> [Records provided]:
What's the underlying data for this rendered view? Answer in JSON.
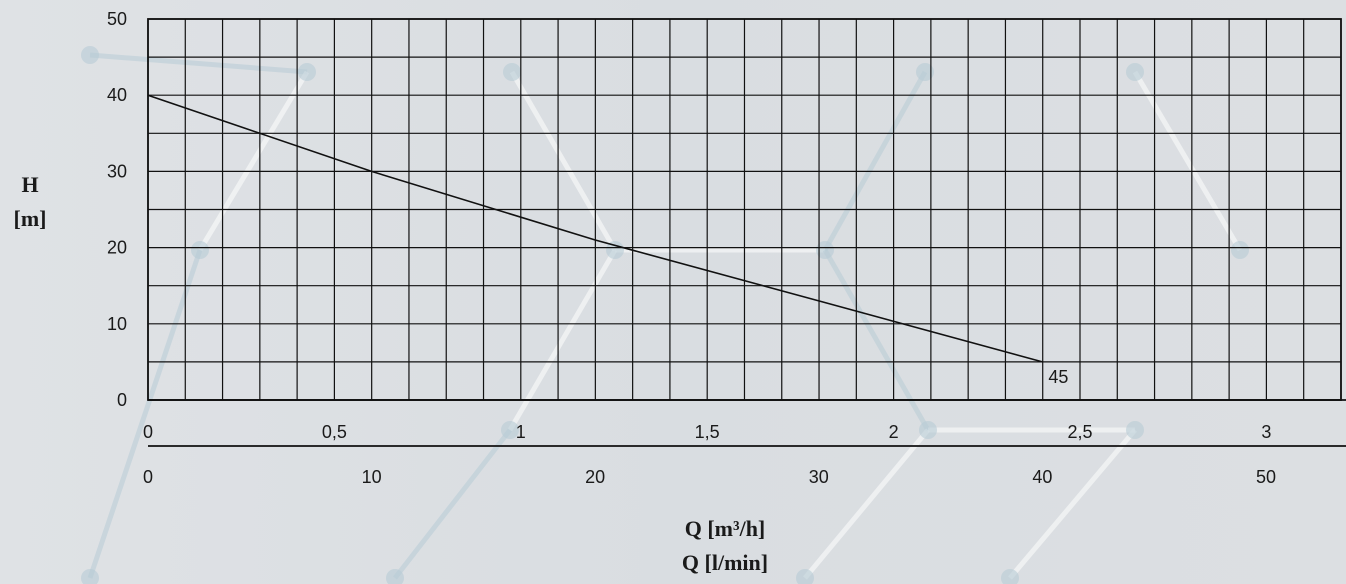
{
  "colors": {
    "background": "#dcdfe2",
    "grid": "#111111",
    "curve": "#111111",
    "decor": "#ffffff",
    "decor_blue": "#b8ccd6"
  },
  "chart_data": {
    "type": "line",
    "title": "",
    "ylabel_line1": "H",
    "ylabel_line2": "[m]",
    "xlabel_line1": "Q [m³/h]",
    "xlabel_line2": "Q [l/min]",
    "ylim": [
      0,
      50
    ],
    "yticks": [
      "0",
      "10",
      "20",
      "30",
      "40",
      "50"
    ],
    "xlim_m3h": [
      0,
      3.2
    ],
    "xticks_m3h": [
      {
        "value": 0,
        "label": "0"
      },
      {
        "value": 0.5,
        "label": "0,5"
      },
      {
        "value": 1,
        "label": "1"
      },
      {
        "value": 1.5,
        "label": "1,5"
      },
      {
        "value": 2,
        "label": "2"
      },
      {
        "value": 2.5,
        "label": "2,5"
      },
      {
        "value": 3,
        "label": "3"
      }
    ],
    "xlim_lmin": [
      0,
      53.3
    ],
    "xticks_lmin": [
      {
        "value": 0,
        "label": "0"
      },
      {
        "value": 10,
        "label": "10"
      },
      {
        "value": 20,
        "label": "20"
      },
      {
        "value": 30,
        "label": "30"
      },
      {
        "value": 40,
        "label": "40"
      },
      {
        "value": 50,
        "label": "50"
      }
    ],
    "grid": true,
    "series": [
      {
        "name": "",
        "label": "45",
        "x_lmin": [
          0,
          10,
          20,
          30,
          40
        ],
        "y": [
          40,
          30,
          21,
          13,
          5
        ]
      }
    ]
  }
}
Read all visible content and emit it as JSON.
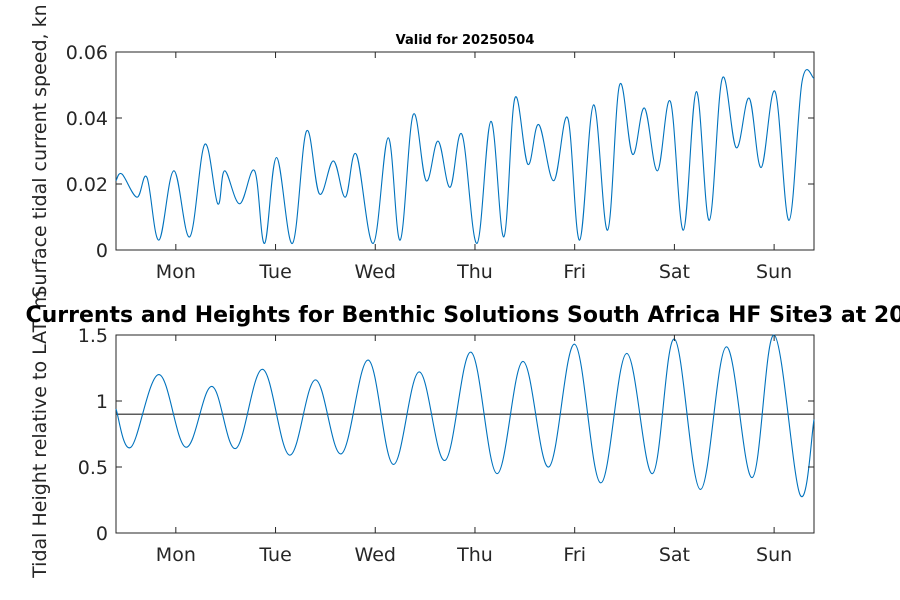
{
  "chart_data": [
    {
      "type": "line",
      "title": "Valid for 20250504",
      "xlabel": "",
      "ylabel": "Surface tidal current speed, kn",
      "ylim": [
        0,
        0.06
      ],
      "yticks": [
        0,
        0.02,
        0.04,
        0.06
      ],
      "ytick_labels": [
        "0",
        "0.02",
        "0.04",
        "0.06"
      ],
      "xlim": [
        0,
        7
      ],
      "xticks": [
        0.6,
        1.6,
        2.6,
        3.6,
        4.6,
        5.6,
        6.6
      ],
      "xtick_labels": [
        "Mon",
        "Tue",
        "Wed",
        "Thu",
        "Fri",
        "Sat",
        "Sun"
      ],
      "grid": false,
      "color": "#0072bd",
      "series": [
        {
          "x": [
            0.0,
            0.06,
            0.21,
            0.31,
            0.43,
            0.58,
            0.74,
            0.89,
            1.02,
            1.09,
            1.24,
            1.39,
            1.49,
            1.61,
            1.77,
            1.91,
            2.04,
            2.18,
            2.3,
            2.41,
            2.58,
            2.73,
            2.85,
            2.98,
            3.11,
            3.23,
            3.35,
            3.47,
            3.62,
            3.76,
            3.89,
            4.0,
            4.13,
            4.24,
            4.39,
            4.53,
            4.65,
            4.79,
            4.93,
            5.05,
            5.18,
            5.3,
            5.43,
            5.56,
            5.69,
            5.82,
            5.95,
            6.08,
            6.22,
            6.35,
            6.47,
            6.61,
            6.75,
            6.88,
            7.0
          ],
          "y": [
            0.021,
            0.023,
            0.016,
            0.022,
            0.003,
            0.024,
            0.004,
            0.032,
            0.014,
            0.024,
            0.014,
            0.024,
            0.002,
            0.028,
            0.002,
            0.036,
            0.017,
            0.027,
            0.016,
            0.029,
            0.002,
            0.034,
            0.003,
            0.041,
            0.021,
            0.033,
            0.019,
            0.035,
            0.002,
            0.039,
            0.004,
            0.046,
            0.026,
            0.038,
            0.021,
            0.04,
            0.003,
            0.044,
            0.006,
            0.05,
            0.029,
            0.043,
            0.024,
            0.045,
            0.006,
            0.048,
            0.009,
            0.052,
            0.031,
            0.046,
            0.025,
            0.048,
            0.009,
            0.051,
            0.052
          ]
        }
      ]
    },
    {
      "type": "line",
      "title": "Currents and Heights for Benthic Solutions South Africa HF Site3 at 20",
      "xlabel": "",
      "ylabel": "Tidal Height relative to LAT, m",
      "ylim": [
        0,
        1.5
      ],
      "yticks": [
        0,
        0.5,
        1,
        1.5
      ],
      "ytick_labels": [
        "0",
        "0.5",
        "1",
        "1.5"
      ],
      "xlim": [
        0,
        7
      ],
      "xticks": [
        0.6,
        1.6,
        2.6,
        3.6,
        4.6,
        5.6,
        6.6
      ],
      "xtick_labels": [
        "Mon",
        "Tue",
        "Wed",
        "Thu",
        "Fri",
        "Sat",
        "Sun"
      ],
      "grid": false,
      "color": "#0072bd",
      "reference_line": 0.9,
      "reference_color": "#262626",
      "series": [
        {
          "x": [
            0.0,
            0.15,
            0.43,
            0.7,
            0.96,
            1.2,
            1.47,
            1.74,
            2.0,
            2.26,
            2.53,
            2.78,
            3.04,
            3.3,
            3.56,
            3.82,
            4.08,
            4.34,
            4.6,
            4.86,
            5.12,
            5.38,
            5.6,
            5.86,
            6.12,
            6.38,
            6.6,
            6.86,
            7.0
          ],
          "y": [
            0.94,
            0.65,
            1.2,
            0.65,
            1.11,
            0.64,
            1.24,
            0.59,
            1.16,
            0.6,
            1.31,
            0.52,
            1.22,
            0.55,
            1.37,
            0.45,
            1.3,
            0.5,
            1.43,
            0.38,
            1.36,
            0.45,
            1.47,
            0.33,
            1.41,
            0.42,
            1.5,
            0.29,
            0.86
          ]
        }
      ]
    }
  ]
}
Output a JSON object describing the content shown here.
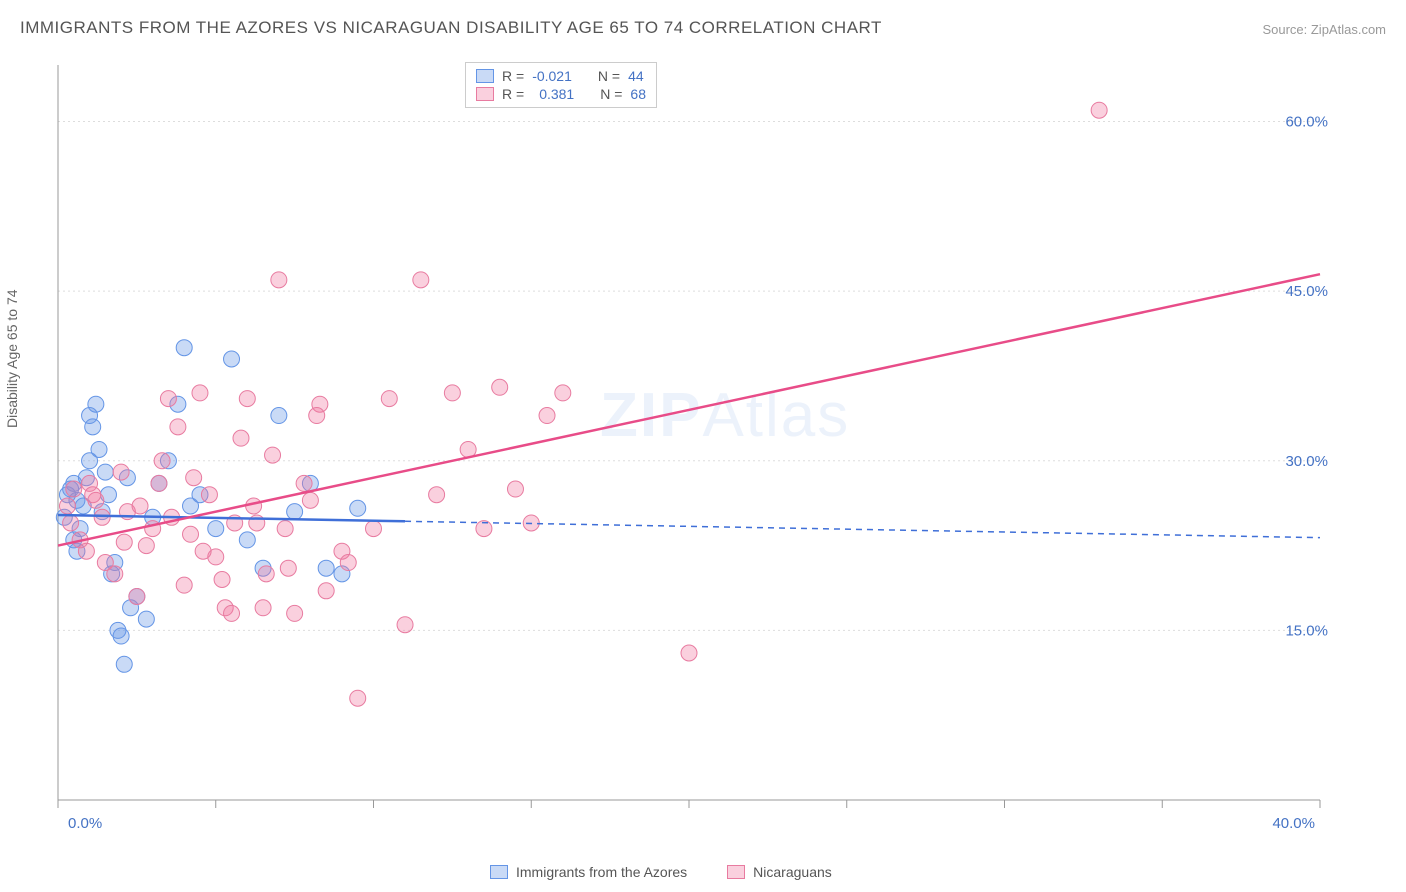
{
  "title": "IMMIGRANTS FROM THE AZORES VS NICARAGUAN DISABILITY AGE 65 TO 74 CORRELATION CHART",
  "source": "Source: ZipAtlas.com",
  "y_axis_label": "Disability Age 65 to 74",
  "watermark": "ZIPAtlas",
  "chart": {
    "type": "scatter",
    "background_color": "#ffffff",
    "grid_color": "#dddddd",
    "axis_color": "#999999",
    "tick_color": "#999999",
    "label_color": "#4472c4",
    "xlim": [
      0,
      40
    ],
    "ylim": [
      0,
      65
    ],
    "x_ticks": [
      0,
      5,
      10,
      15,
      20,
      25,
      30,
      35,
      40
    ],
    "x_tick_labels": {
      "0": "0.0%",
      "40": "40.0%"
    },
    "y_ticks": [
      15,
      30,
      45,
      60
    ],
    "y_tick_labels": {
      "15": "15.0%",
      "30": "30.0%",
      "45": "45.0%",
      "60": "60.0%"
    },
    "series": [
      {
        "name": "Immigrants from the Azores",
        "color_fill": "rgba(100,150,230,0.35)",
        "color_stroke": "#6495e6",
        "marker_radius": 8,
        "R": "-0.021",
        "N": "44",
        "trend": {
          "x1": 0,
          "y1": 25.2,
          "x2": 40,
          "y2": 23.2,
          "solid_until_x": 11,
          "color": "#3f6fd8",
          "width": 2.5
        },
        "points": [
          [
            0.2,
            25
          ],
          [
            0.3,
            27
          ],
          [
            0.5,
            28
          ],
          [
            0.5,
            23
          ],
          [
            0.6,
            22
          ],
          [
            0.7,
            24
          ],
          [
            0.8,
            26
          ],
          [
            0.9,
            28.5
          ],
          [
            1.0,
            30
          ],
          [
            1.0,
            34
          ],
          [
            1.1,
            33
          ],
          [
            1.2,
            35
          ],
          [
            1.3,
            31
          ],
          [
            1.5,
            29
          ],
          [
            1.6,
            27
          ],
          [
            1.7,
            20
          ],
          [
            1.8,
            21
          ],
          [
            1.9,
            15
          ],
          [
            2.0,
            14.5
          ],
          [
            2.1,
            12
          ],
          [
            2.3,
            17
          ],
          [
            2.5,
            18
          ],
          [
            2.8,
            16
          ],
          [
            3.0,
            25
          ],
          [
            3.2,
            28
          ],
          [
            3.5,
            30
          ],
          [
            3.8,
            35
          ],
          [
            4.0,
            40
          ],
          [
            4.2,
            26
          ],
          [
            4.5,
            27
          ],
          [
            5.0,
            24
          ],
          [
            5.5,
            39
          ],
          [
            6.0,
            23
          ],
          [
            6.5,
            20.5
          ],
          [
            7.0,
            34
          ],
          [
            7.5,
            25.5
          ],
          [
            8.0,
            28
          ],
          [
            8.5,
            20.5
          ],
          [
            9.0,
            20
          ],
          [
            9.5,
            25.8
          ],
          [
            0.4,
            27.5
          ],
          [
            0.6,
            26.5
          ],
          [
            1.4,
            25.5
          ],
          [
            2.2,
            28.5
          ]
        ]
      },
      {
        "name": "Nicaraguans",
        "color_fill": "rgba(240,120,160,0.35)",
        "color_stroke": "#e87ba0",
        "marker_radius": 8,
        "R": "0.381",
        "N": "68",
        "trend": {
          "x1": 0,
          "y1": 22.5,
          "x2": 40,
          "y2": 46.5,
          "solid_until_x": 40,
          "color": "#e84c88",
          "width": 2.5
        },
        "points": [
          [
            0.3,
            26
          ],
          [
            0.4,
            24.5
          ],
          [
            0.5,
            27.5
          ],
          [
            0.7,
            23
          ],
          [
            0.9,
            22
          ],
          [
            1.0,
            28
          ],
          [
            1.2,
            26.5
          ],
          [
            1.5,
            21
          ],
          [
            1.8,
            20
          ],
          [
            2.0,
            29
          ],
          [
            2.2,
            25.5
          ],
          [
            2.5,
            18
          ],
          [
            2.8,
            22.5
          ],
          [
            3.0,
            24
          ],
          [
            3.3,
            30
          ],
          [
            3.5,
            35.5
          ],
          [
            3.8,
            33
          ],
          [
            4.0,
            19
          ],
          [
            4.3,
            28.5
          ],
          [
            4.5,
            36
          ],
          [
            4.8,
            27
          ],
          [
            5.0,
            21.5
          ],
          [
            5.3,
            17
          ],
          [
            5.5,
            16.5
          ],
          [
            5.8,
            32
          ],
          [
            6.0,
            35.5
          ],
          [
            6.3,
            24.5
          ],
          [
            6.5,
            17
          ],
          [
            6.8,
            30.5
          ],
          [
            7.0,
            46
          ],
          [
            7.3,
            20.5
          ],
          [
            7.5,
            16.5
          ],
          [
            7.8,
            28
          ],
          [
            8.0,
            26.5
          ],
          [
            8.3,
            35
          ],
          [
            8.5,
            18.5
          ],
          [
            9.0,
            22
          ],
          [
            9.5,
            9
          ],
          [
            10.0,
            24
          ],
          [
            10.5,
            35.5
          ],
          [
            11.0,
            15.5
          ],
          [
            11.5,
            46
          ],
          [
            12.0,
            27
          ],
          [
            12.5,
            36
          ],
          [
            13.0,
            31
          ],
          [
            13.5,
            24
          ],
          [
            14.0,
            36.5
          ],
          [
            14.5,
            27.5
          ],
          [
            15.0,
            24.5
          ],
          [
            15.5,
            34
          ],
          [
            16.0,
            36
          ],
          [
            20.0,
            13
          ],
          [
            33.0,
            61
          ],
          [
            1.1,
            27
          ],
          [
            1.4,
            25
          ],
          [
            2.1,
            22.8
          ],
          [
            2.6,
            26
          ],
          [
            3.2,
            28
          ],
          [
            4.2,
            23.5
          ],
          [
            5.2,
            19.5
          ],
          [
            6.2,
            26
          ],
          [
            7.2,
            24
          ],
          [
            8.2,
            34
          ],
          [
            9.2,
            21
          ],
          [
            3.6,
            25
          ],
          [
            4.6,
            22
          ],
          [
            5.6,
            24.5
          ],
          [
            6.6,
            20
          ]
        ]
      }
    ]
  },
  "legend_bottom": [
    {
      "label": "Immigrants from the Azores",
      "fill": "rgba(100,150,230,0.35)",
      "stroke": "#6495e6"
    },
    {
      "label": "Nicaraguans",
      "fill": "rgba(240,120,160,0.35)",
      "stroke": "#e87ba0"
    }
  ]
}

> [Task]:
Pick out the lines that include the word "name" and write them out.

> [Answer]:
        "name": "",
        "name": "Immigrants from the Azores",
        "name": "Nicaraguans",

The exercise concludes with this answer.